### Brief
Your job is to retype all of the data word for word, leaving every image out.

* start Source material *

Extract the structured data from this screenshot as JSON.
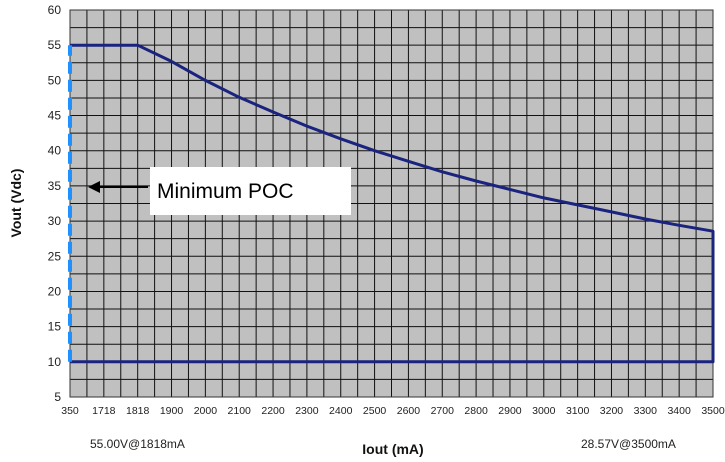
{
  "chart_data": {
    "type": "line",
    "title": "",
    "xlabel": "Iout (mA)",
    "ylabel": "Vout (Vdc)",
    "x_ticks": [
      "350",
      "1718",
      "1818",
      "1900",
      "2000",
      "2100",
      "2200",
      "2300",
      "2400",
      "2500",
      "2600",
      "2700",
      "2800",
      "2900",
      "3000",
      "3100",
      "3200",
      "3300",
      "3400",
      "3500"
    ],
    "y_ticks": [
      "5",
      "10",
      "15",
      "20",
      "25",
      "30",
      "35",
      "40",
      "45",
      "50",
      "55",
      "60"
    ],
    "ylim": [
      5,
      60
    ],
    "grid": true,
    "plot_background": "#c0c0c0",
    "series": [
      {
        "color": "#1a237e",
        "style": "solid",
        "x": [
          350,
          1718,
          1818,
          1900,
          2000,
          2100,
          2200,
          2300,
          2400,
          2500,
          2600,
          2700,
          2800,
          2900,
          3000,
          3100,
          3200,
          3300,
          3400,
          3500,
          3500,
          350
        ],
        "y": [
          55,
          55,
          55,
          52.7,
          50.0,
          47.6,
          45.5,
          43.5,
          41.7,
          40.0,
          38.5,
          37.0,
          35.7,
          34.5,
          33.3,
          32.3,
          31.3,
          30.3,
          29.4,
          28.57,
          10,
          10
        ]
      },
      {
        "color": "#1e90ff",
        "style": "dashed",
        "x": [
          350,
          350
        ],
        "y": [
          10,
          55
        ]
      }
    ],
    "annotations": [
      {
        "text": "Minimum POC",
        "arrow_to_x": 350,
        "arrow_to_y": 35
      }
    ],
    "corner_labels": {
      "left": "55.00V@1818mA",
      "right": "28.57V@3500mA"
    }
  }
}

* end Source material *

### Final result
Extract the structured data from this screenshot as JSON.
{
  "chart_data": {
    "type": "line",
    "title": "",
    "xlabel": "Iout (mA)",
    "ylabel": "Vout (Vdc)",
    "x_ticks": [
      "350",
      "1718",
      "1818",
      "1900",
      "2000",
      "2100",
      "2200",
      "2300",
      "2400",
      "2500",
      "2600",
      "2700",
      "2800",
      "2900",
      "3000",
      "3100",
      "3200",
      "3300",
      "3400",
      "3500"
    ],
    "y_ticks": [
      "5",
      "10",
      "15",
      "20",
      "25",
      "30",
      "35",
      "40",
      "45",
      "50",
      "55",
      "60"
    ],
    "ylim": [
      5,
      60
    ],
    "grid": true,
    "plot_background": "#c0c0c0",
    "series": [
      {
        "color": "#1a237e",
        "style": "solid",
        "x": [
          350,
          1718,
          1818,
          1900,
          2000,
          2100,
          2200,
          2300,
          2400,
          2500,
          2600,
          2700,
          2800,
          2900,
          3000,
          3100,
          3200,
          3300,
          3400,
          3500,
          3500,
          350
        ],
        "y": [
          55,
          55,
          55,
          52.7,
          50.0,
          47.6,
          45.5,
          43.5,
          41.7,
          40.0,
          38.5,
          37.0,
          35.7,
          34.5,
          33.3,
          32.3,
          31.3,
          30.3,
          29.4,
          28.57,
          10,
          10
        ]
      },
      {
        "color": "#1e90ff",
        "style": "dashed",
        "x": [
          350,
          350
        ],
        "y": [
          10,
          55
        ]
      }
    ],
    "annotations": [
      {
        "text": "Minimum POC",
        "arrow_to_x": 350,
        "arrow_to_y": 35
      }
    ],
    "corner_labels": {
      "left": "55.00V@1818mA",
      "right": "28.57V@3500mA"
    }
  }
}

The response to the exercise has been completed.